Show all lines that include the string "created"; copy each one.

## start Provided information

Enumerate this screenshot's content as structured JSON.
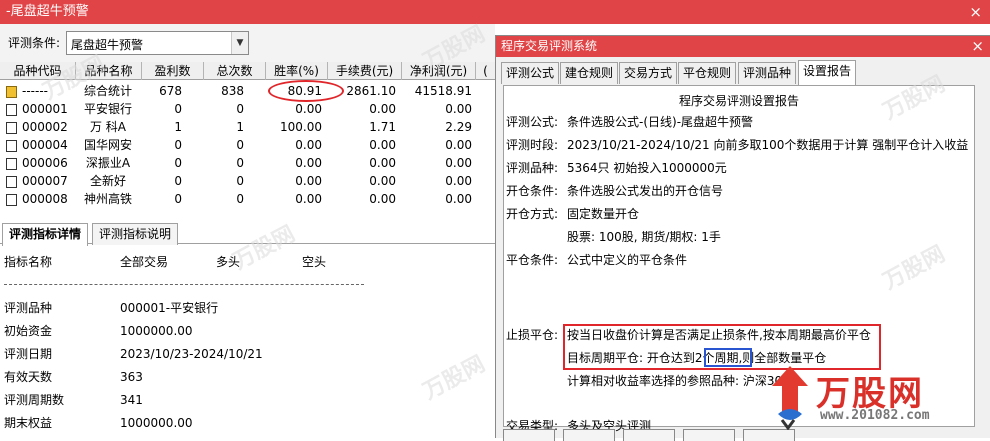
{
  "window": {
    "title": "-尾盘超牛预警",
    "close_glyph": "×"
  },
  "condition": {
    "label": "评测条件:",
    "value": "尾盘超牛预警",
    "dropdown_glyph": "▼"
  },
  "grid": {
    "headers": [
      "品种代码",
      "品种名称",
      "盈利数",
      "总次数",
      "胜率(%)",
      "手续费(元)",
      "净利润(元)",
      "("
    ],
    "rows": [
      {
        "code": "------",
        "name": "综合统计",
        "profit": "678",
        "total": "838",
        "winrate": "80.91",
        "fee": "2861.10",
        "net": "41518.91"
      },
      {
        "code": "000001",
        "name": "平安银行",
        "profit": "0",
        "total": "0",
        "winrate": "0.00",
        "fee": "0.00",
        "net": "0.00"
      },
      {
        "code": "000002",
        "name": "万 科A",
        "profit": "1",
        "total": "1",
        "winrate": "100.00",
        "fee": "1.71",
        "net": "2.29"
      },
      {
        "code": "000004",
        "name": "国华网安",
        "profit": "0",
        "total": "0",
        "winrate": "0.00",
        "fee": "0.00",
        "net": "0.00"
      },
      {
        "code": "000006",
        "name": "深振业A",
        "profit": "0",
        "total": "0",
        "winrate": "0.00",
        "fee": "0.00",
        "net": "0.00"
      },
      {
        "code": "000007",
        "name": "全新好",
        "profit": "0",
        "total": "0",
        "winrate": "0.00",
        "fee": "0.00",
        "net": "0.00"
      },
      {
        "code": "000008",
        "name": "神州高铁",
        "profit": "0",
        "total": "0",
        "winrate": "0.00",
        "fee": "0.00",
        "net": "0.00"
      }
    ]
  },
  "lower_tabs": [
    "评测指标详情",
    "评测指标说明"
  ],
  "detail": {
    "header": {
      "name": "指标名称",
      "all": "全部交易",
      "long": "多头",
      "short": "空头"
    },
    "rows": [
      {
        "label": "评测品种",
        "value": "000001-平安银行"
      },
      {
        "label": "初始资金",
        "value": "1000000.00"
      },
      {
        "label": "评测日期",
        "value": "2023/10/23-2024/10/21"
      },
      {
        "label": "有效天数",
        "value": "363"
      },
      {
        "label": "评测周期数",
        "value": " 341"
      },
      {
        "label": "期末权益",
        "value": "1000000.00"
      }
    ]
  },
  "dialog": {
    "title": "程序交易评测系统",
    "close_glyph": "×",
    "tabs": [
      "评测公式",
      "建仓规则",
      "交易方式",
      "平仓规则",
      "评测品种",
      "设置报告"
    ],
    "report_title": "程序交易评测设置报告",
    "report": [
      {
        "label": "评测公式:",
        "value": "条件选股公式-(日线)-尾盘超牛预警"
      },
      {
        "label": "评测时段:",
        "value": "2023/10/21-2024/10/21 向前多取100个数据用于计算 强制平仓计入收益"
      },
      {
        "label": "评测品种:",
        "value": "5364只 初始投入1000000元"
      },
      {
        "label": "开仓条件:",
        "value": "条件选股公式发出的开仓信号"
      },
      {
        "label": "开仓方式:",
        "value": "固定数量开仓"
      },
      {
        "label": "",
        "value": "股票: 100股, 期货/期权: 1手"
      },
      {
        "label": "平仓条件:",
        "value": "公式中定义的平仓条件"
      },
      {
        "label": "止损平仓:",
        "value": "按当日收盘价计算是否满足止损条件,按本周期最高价平仓"
      },
      {
        "label": "",
        "value": "目标周期平仓: 开仓达到2个周期,则全部数量平仓"
      },
      {
        "label": "",
        "value": "计算相对收益率选择的参照品种: 沪深300"
      },
      {
        "label": "交易类型:",
        "value": "多头及空头评测"
      }
    ]
  },
  "watermark": {
    "brand": "万股网",
    "url": "www.201082.com",
    "tile_text": "万股网"
  },
  "colors": {
    "titlebar": "#e04446",
    "highlight_red": "#e0262a",
    "highlight_blue": "#2a55d0"
  }
}
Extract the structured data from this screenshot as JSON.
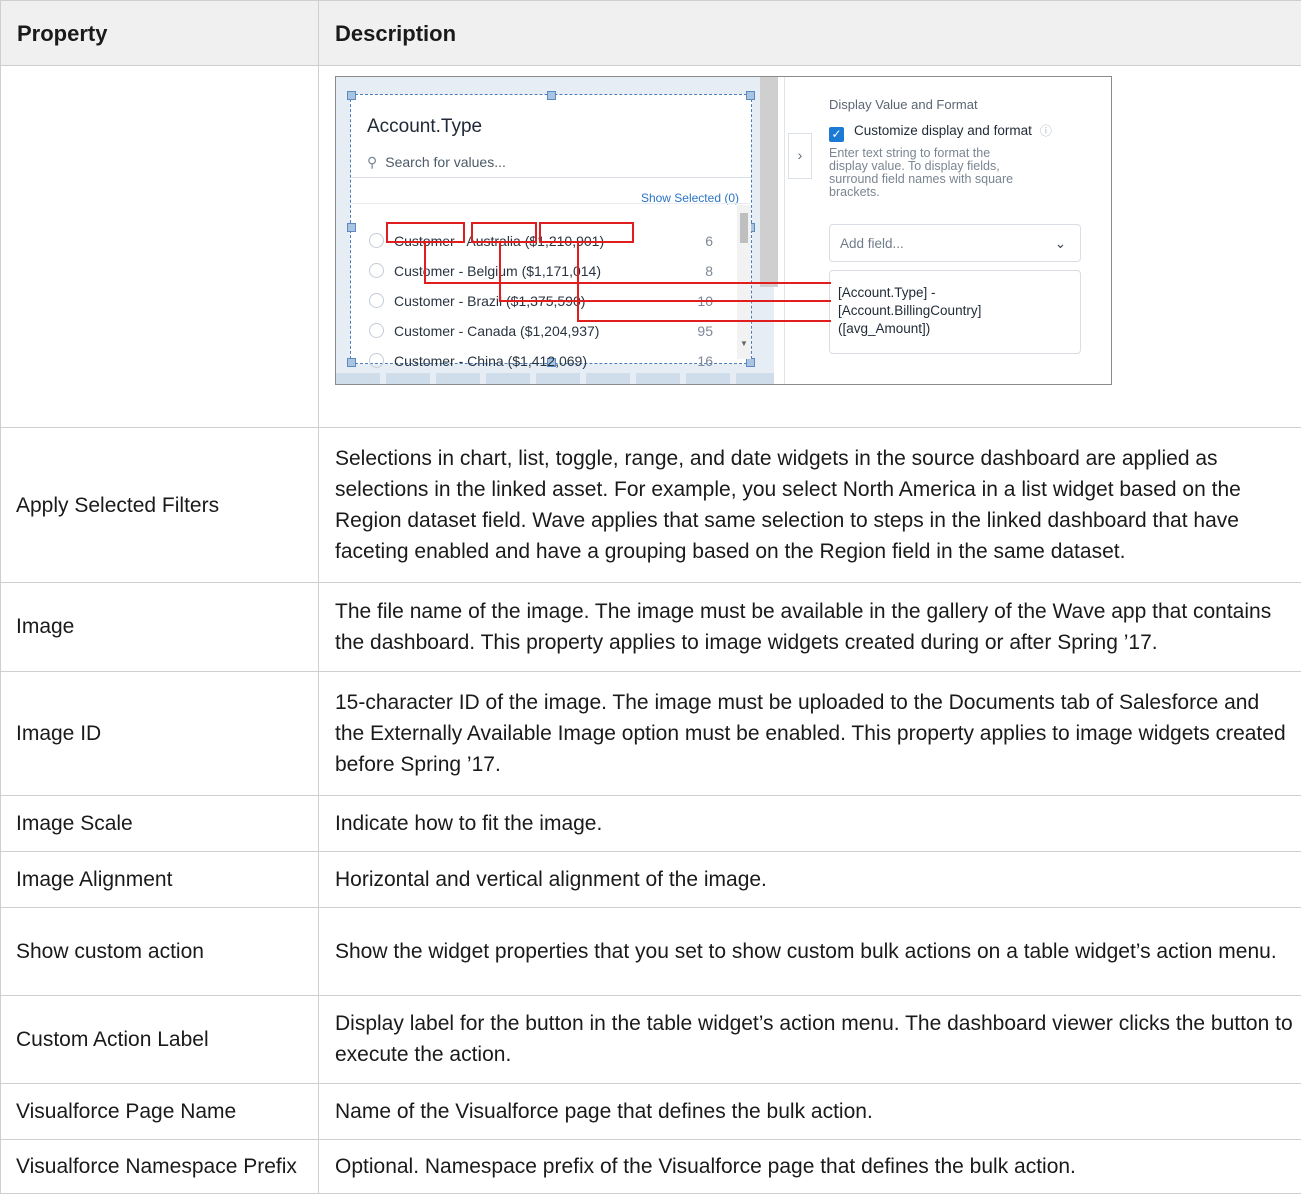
{
  "table": {
    "header": {
      "property": "Property",
      "description": "Description"
    },
    "rows": [
      {
        "property": "Apply Selected Filters",
        "description": "Selections in chart, list, toggle, range, and date widgets in the source dashboard are applied as selections in the linked asset. For example, you select North America in a list widget based on the Region dataset field. Wave applies that same selection to steps in the linked dashboard that have faceting enabled and have a grouping based on the Region field in the same dataset."
      },
      {
        "property": "Image",
        "description": "The file name of the image. The image must be available in the gallery of the Wave app that contains the dashboard. This property applies to image widgets created during or after Spring ’17."
      },
      {
        "property": "Image ID",
        "description": "15-character ID of the image. The image must be uploaded to the Documents tab of Salesforce and the Externally Available Image option must be enabled. This property applies to image widgets created before Spring ’17."
      },
      {
        "property": "Image Scale",
        "description": "Indicate how to fit the image."
      },
      {
        "property": "Image Alignment",
        "description": "Horizontal and vertical alignment of the image."
      },
      {
        "property": "Show custom action",
        "description": "Show the widget properties that you set to show custom bulk actions on a table widget’s action menu."
      },
      {
        "property": "Custom Action Label",
        "description": "Display label for the button in the table widget’s action menu. The dashboard viewer clicks the button to execute the action."
      },
      {
        "property": "Visualforce Page Name",
        "description": "Name of the Visualforce page that defines the bulk action."
      },
      {
        "property": "Visualforce Namespace Prefix",
        "description": "Optional. Namespace prefix of the Visualforce page that defines the bulk action."
      }
    ]
  },
  "screenshot": {
    "widget": {
      "title": "Account.Type",
      "search_placeholder": "Search for values...",
      "show_selected": "Show Selected (0)",
      "items": [
        {
          "label": "Customer - Australia ($1,210,901)",
          "count": "6"
        },
        {
          "label": "Customer - Belgium ($1,171,014)",
          "count": "8"
        },
        {
          "label": "Customer - Brazil ($1,375,590)",
          "count": "10"
        },
        {
          "label": "Customer - Canada ($1,204,937)",
          "count": "95"
        },
        {
          "label": "Customer - China ($1,412,069)",
          "count": "16"
        }
      ]
    },
    "panel": {
      "section_title": "Display Value and Format",
      "checkbox_label": "Customize display and format",
      "help_lines": [
        "Enter text string to format the",
        "display value. To display fields,",
        "surround field names with square",
        "brackets."
      ],
      "select_placeholder": "Add field...",
      "format_lines": [
        "[Account.Type] -",
        "[Account.BillingCountry]",
        "([avg_Amount])"
      ]
    },
    "icons": {
      "search": "search-icon",
      "collapse": "chevron-right-icon",
      "checkbox": "check-icon",
      "info": "info-icon",
      "dropdown": "chevron-down-icon"
    },
    "colors": {
      "annotation": "#e01e1e",
      "accent": "#1c7ad4"
    }
  }
}
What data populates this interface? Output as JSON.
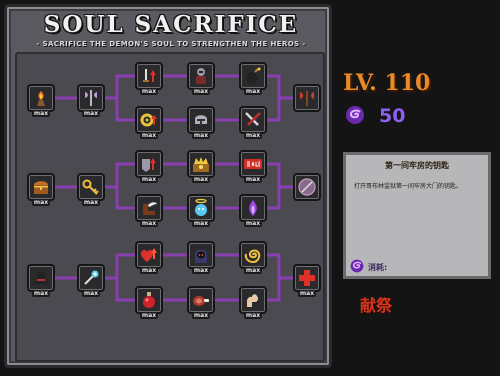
{
  "panel": {
    "title": "SOUL SACRIFICE",
    "subtitle": "- SACRIFICE THE DEMON'S SOUL TO STRENGTHEN THE HEROS -"
  },
  "tree": {
    "nodes": [
      {
        "id": "g1a",
        "icon": "brazier-icon",
        "badge": "max"
      },
      {
        "id": "g1b",
        "icon": "double-axe-icon",
        "badge": "max"
      },
      {
        "id": "g1c",
        "icon": "sword-up-icon",
        "badge": "max"
      },
      {
        "id": "g1d",
        "icon": "armored-knight-icon",
        "badge": "max"
      },
      {
        "id": "g1e",
        "icon": "bomb-icon",
        "badge": "max"
      },
      {
        "id": "g1f",
        "icon": "gear-up-icon",
        "badge": "max"
      },
      {
        "id": "g1g",
        "icon": "helmet-icon",
        "badge": "max"
      },
      {
        "id": "g1h",
        "icon": "crossed-blades-icon",
        "badge": "max"
      },
      {
        "id": "g1i",
        "icon": "battle-axe-icon",
        "badge": "max"
      },
      {
        "id": "g2a",
        "icon": "treasure-chest-icon",
        "badge": "max"
      },
      {
        "id": "g2b",
        "icon": "golden-key-icon",
        "badge": "max"
      },
      {
        "id": "g2c",
        "icon": "armor-up-icon",
        "badge": "max"
      },
      {
        "id": "g2d",
        "icon": "gold-crown-icon",
        "badge": "max"
      },
      {
        "id": "g2e",
        "icon": "sale-sign-icon",
        "badge": "max"
      },
      {
        "id": "g2f",
        "icon": "winged-boot-icon",
        "badge": "max"
      },
      {
        "id": "g2g",
        "icon": "angel-soul-icon",
        "badge": "max"
      },
      {
        "id": "g2h",
        "icon": "purple-flame-icon",
        "badge": "max"
      },
      {
        "id": "g2i",
        "icon": "round-shield-icon",
        "badge": ""
      },
      {
        "id": "g3a",
        "icon": "top-hat-icon",
        "badge": "max"
      },
      {
        "id": "g3b",
        "icon": "magic-wand-icon",
        "badge": "max"
      },
      {
        "id": "g3c",
        "icon": "heart-up-icon",
        "badge": "max"
      },
      {
        "id": "g3d",
        "icon": "hooded-ghoul-icon",
        "badge": "max"
      },
      {
        "id": "g3e",
        "icon": "yellow-spiral-icon",
        "badge": "max"
      },
      {
        "id": "g3f",
        "icon": "red-potion-icon",
        "badge": "max"
      },
      {
        "id": "g3g",
        "icon": "meat-icon",
        "badge": "max"
      },
      {
        "id": "g3h",
        "icon": "strong-arm-icon",
        "badge": "max"
      },
      {
        "id": "g3i",
        "icon": "red-cross-icon",
        "badge": "max"
      }
    ]
  },
  "stats": {
    "level": "LV. 110",
    "soul_count": "50"
  },
  "info": {
    "title": "第一间牢房的钥匙",
    "description": "打开哥布林监狱第一间牢房大门的钥匙。",
    "cost_label": "消耗:"
  },
  "actions": {
    "sacrifice_label": "献祭"
  },
  "colors": {
    "link": "#8a3fb0",
    "level_text": "#e88a2a",
    "soul_text": "#8f5ff0",
    "sacrifice_text": "#d6351c"
  }
}
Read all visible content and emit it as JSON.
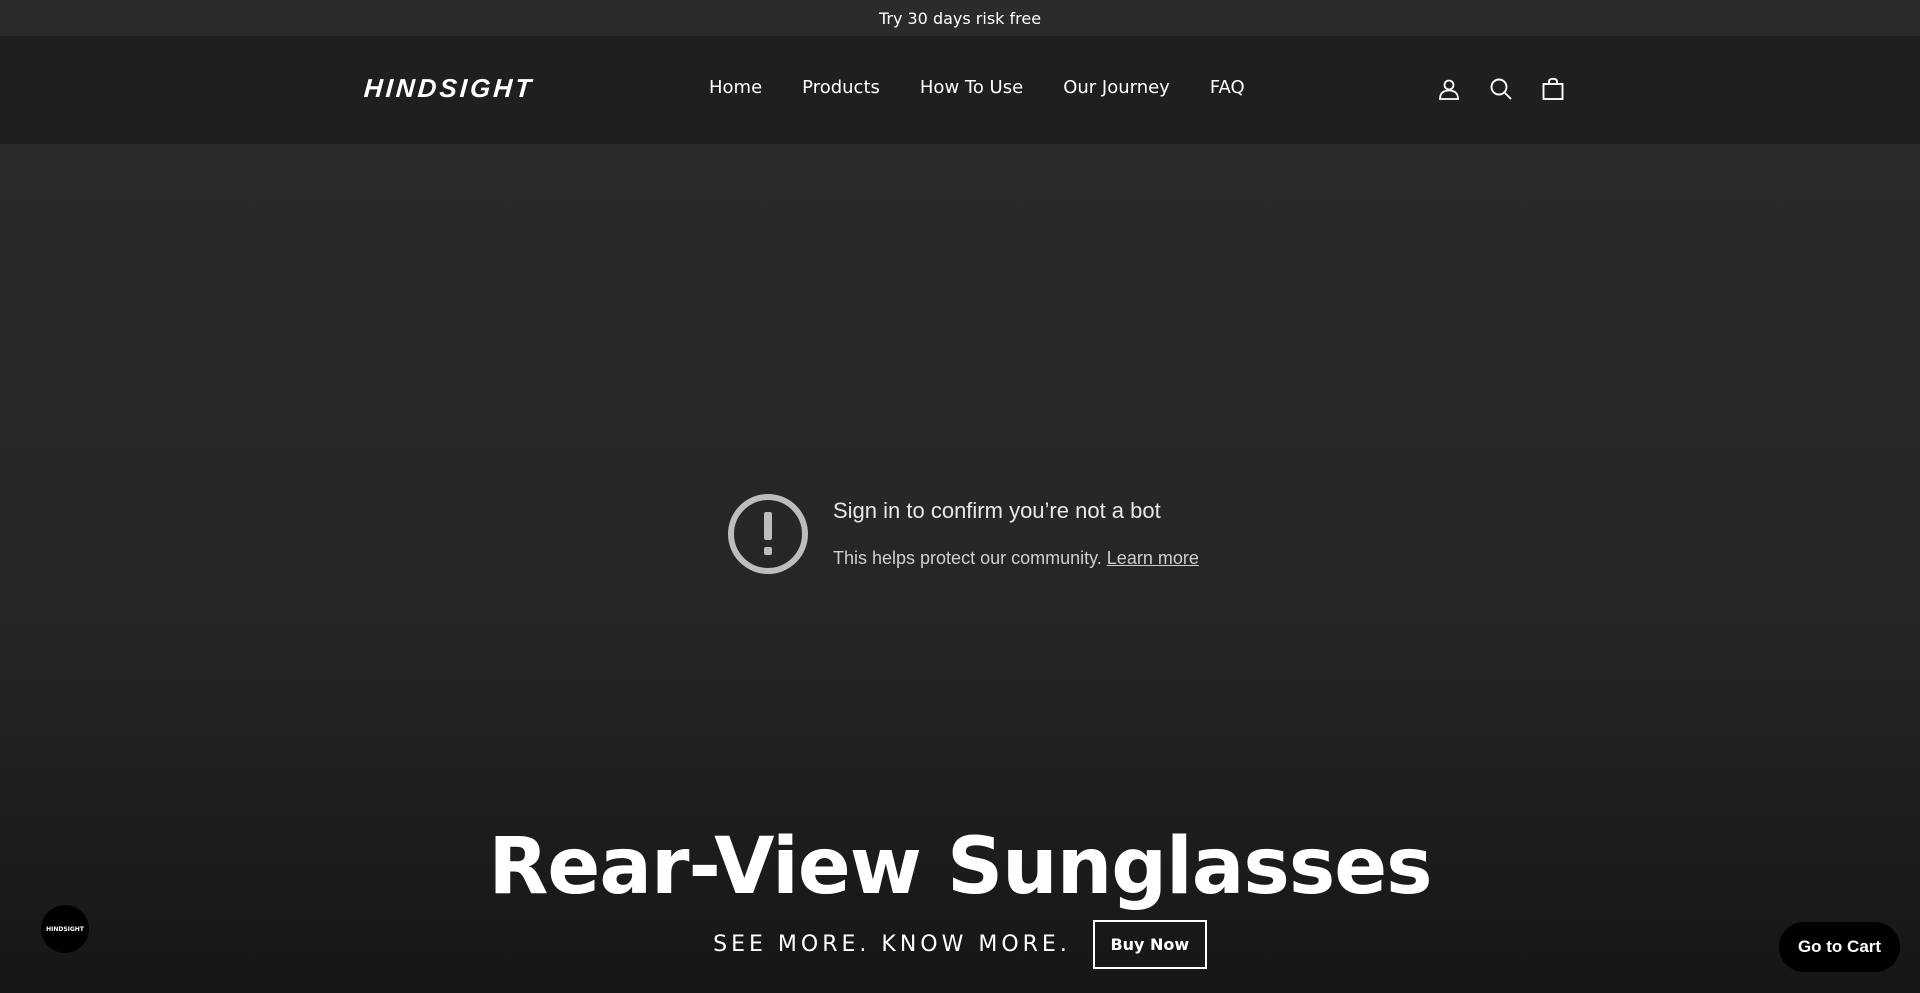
{
  "announcement": {
    "text": "Try 30 days risk free"
  },
  "header": {
    "logo": "HINDSIGHT",
    "nav": [
      {
        "label": "Home"
      },
      {
        "label": "Products"
      },
      {
        "label": "How To Use"
      },
      {
        "label": "Our Journey"
      },
      {
        "label": "FAQ"
      }
    ],
    "icons": [
      "account-icon",
      "search-icon",
      "cart-icon"
    ]
  },
  "video_notice": {
    "icon": "exclamation-circle-icon",
    "title": "Sign in to confirm you’re not a bot",
    "text": "This helps protect our community.",
    "link": "Learn more"
  },
  "hero": {
    "title": "Rear-View Sunglasses",
    "tagline": "SEE MORE. KNOW MORE.",
    "button": "Buy Now"
  },
  "chat_badge": {
    "label": "HINDSIGHT"
  },
  "cart_button": {
    "label": "Go to Cart"
  },
  "colors": {
    "background": "#262626",
    "header": "#1f1f1f",
    "announcement_bar": "#2b2b2b",
    "text": "#ffffff",
    "notice_icon": "#bdbdbd"
  }
}
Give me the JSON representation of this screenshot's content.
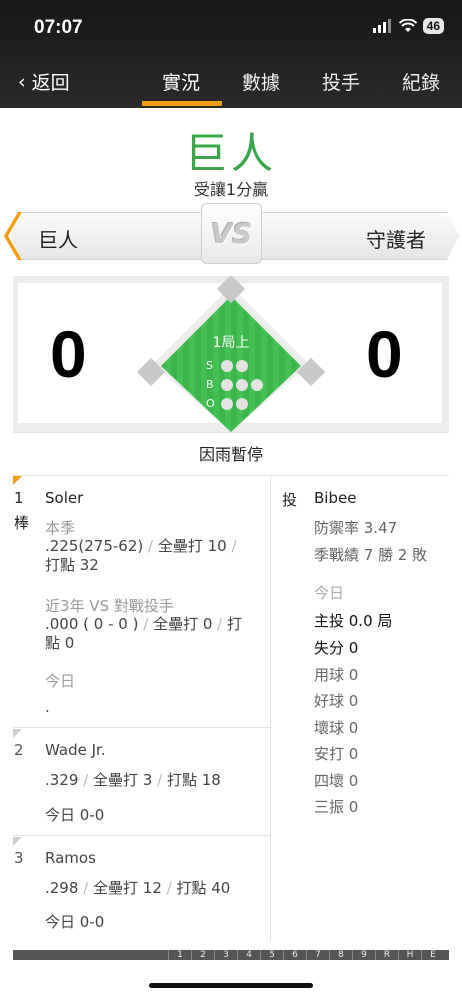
{
  "status_bar": {
    "time": "07:07",
    "battery": "46"
  },
  "nav": {
    "back_label": "返回",
    "tabs": [
      {
        "label": "實況",
        "active": true
      },
      {
        "label": "數據",
        "active": false
      },
      {
        "label": "投手",
        "active": false
      },
      {
        "label": "紀錄",
        "active": false
      }
    ]
  },
  "result": {
    "winner": "巨人",
    "subtitle": "受讓1分贏"
  },
  "teams": {
    "away": "巨人",
    "vs_label": "VS",
    "home": "守護者"
  },
  "scoreboard": {
    "away_score": "0",
    "home_score": "0",
    "inning": "1局上",
    "sbo": {
      "s_label": "S",
      "b_label": "B",
      "o_label": "O",
      "strikes": 0,
      "balls": 0,
      "outs": 0
    },
    "game_status": "因雨暫停"
  },
  "batters": [
    {
      "order": "1",
      "order_suffix": "棒",
      "name": "Soler",
      "season_label": "本季",
      "season_avg": ".225(275-62)",
      "season_hr": "全壘打 10",
      "season_rbi": "打點 32",
      "vs_label": "近3年 VS 對戰投手",
      "vs_avg": ".000 ( 0 - 0 )",
      "vs_hr": "全壘打 0",
      "vs_rbi": "打點 0",
      "today_label": "今日",
      "today_value": "."
    },
    {
      "order": "2",
      "name": "Wade Jr.",
      "avg": ".329",
      "hr": "全壘打 3",
      "rbi": "打點 18",
      "today": "今日 0-0"
    },
    {
      "order": "3",
      "name": "Ramos",
      "avg": ".298",
      "hr": "全壘打 12",
      "rbi": "打點 40",
      "today": "今日 0-0"
    }
  ],
  "pitcher": {
    "label": "投",
    "name": "Bibee",
    "era": "防禦率 3.47",
    "record": "季戰績 7 勝 2 敗",
    "today_label": "今日",
    "innings": "主投 0.0 局",
    "runs": "失分 0",
    "pitches": "用球 0",
    "strikes": "好球 0",
    "balls": "壞球 0",
    "hits": "安打 0",
    "walks": "四壞 0",
    "strikeouts": "三振 0"
  },
  "linescore_header": [
    "1",
    "2",
    "3",
    "4",
    "5",
    "6",
    "7",
    "8",
    "9",
    "R",
    "H",
    "E"
  ],
  "colors": {
    "accent": "#f39c12",
    "field_green": "#3cb54a",
    "winner_green": "#3aa64a"
  }
}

## end Provided information

— Result below —
        "description": "The file name of the image. The image must be available in the gallery of the Wave app that contains the dashboard. This property applies to image widgets created during or after Spring ’17."
        "description": "15-character ID of the image. The image must be uploaded to the Documents tab of Salesforce and the Externally Available Image option must be enabled. This property applies to image widgets created before Spring ’17."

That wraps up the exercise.